Stated problem ->
Read the listing and extract each line that includes the word "Customs".

Dataset records
== == ==
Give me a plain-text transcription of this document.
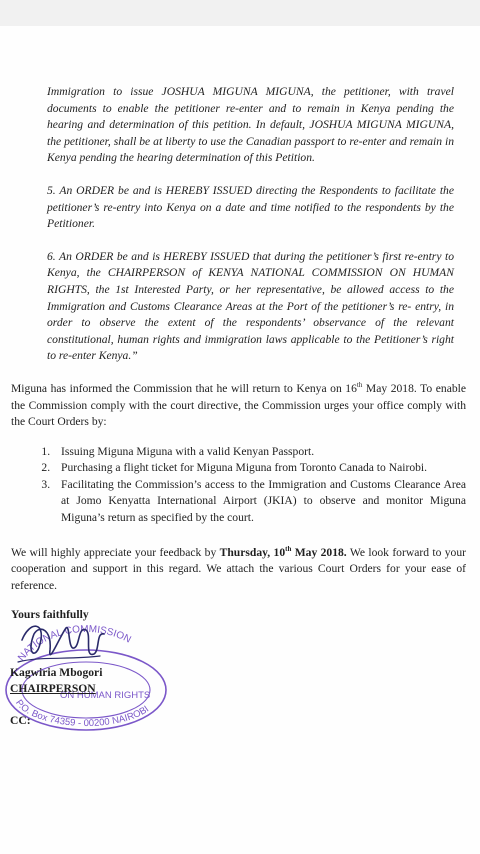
Immigration to issue JOSHUA MIGUNA MIGUNA, the petitioner, with travel documents to enable the petitioner re-enter and to remain in Kenya pending the hearing and determination of this petition. In default, JOSHUA MIGUNA MIGUNA, the petitioner, shall be at liberty to use the Canadian passport to re-enter and remain in Kenya pending the hearing determination of this Petition.

5. An ORDER be and is HEREBY ISSUED directing the Respondents to facilitate the petitioner’s re-entry into Kenya on a date and time notified to the respondents by the Petitioner.

6. An ORDER be and is HEREBY ISSUED that during the petitioner’s first re-entry to Kenya, the CHAIRPERSON of KENYA NATIONAL COMMISSION ON HUMAN RIGHTS, the 1st Interested Party, or her representative, be allowed access to the Immigration and Customs Clearance Areas at the Port of the petitioner’s re- entry, in order to observe the extent of the respondents’ observance of the relevant constitutional, human rights and immigration laws applicable to the Petitioner’s right to re-enter Kenya.”

Miguna has informed the Commission that he will return to Kenya on 16th May 2018. To enable the Commission comply with the court directive, the Commission urges your office comply with the Court Orders by:

1. Issuing Miguna Miguna with a valid Kenyan Passport.
2. Purchasing a flight ticket for Miguna Miguna from Toronto Canada to Nairobi.
3. Facilitating the Commission’s access to the Immigration and Customs Clearance Area at Jomo Kenyatta International Airport (JKIA) to observe and monitor Miguna Miguna’s return as specified by the court.

We will highly appreciate your feedback by Thursday, 10th May 2018. We look forward to your cooperation and support in this regard. We attach the various Court Orders for your ease of reference.

Yours faithfully
NATIONAL COMMISSION
ON HUMAN RIGHTS
P.O. Box 74359 - 00200 NAIROBI
Kagwiria Mbogori
CHAIRPERSON
CC:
== == ==
Exercise answer ->
6. An ORDER be and is HEREBY ISSUED that during the petitioner’s first re-entry to Kenya, the CHAIRPERSON of KENYA NATIONAL COMMISSION ON HUMAN RIGHTS, the 1st Interested Party, or her representative, be allowed access to the Immigration and Customs Clearance Areas at the Port of the petitioner’s re- entry, in order to observe the extent of the respondents’ observance of the relevant constitutional, human rights and immigration laws applicable to the Petitioner’s right to re-enter Kenya.”
3. Facilitating the Commission’s access to the Immigration and Customs Clearance Area at Jomo Kenyatta International Airport (JKIA) to observe and monitor Miguna Miguna’s return as specified by the court.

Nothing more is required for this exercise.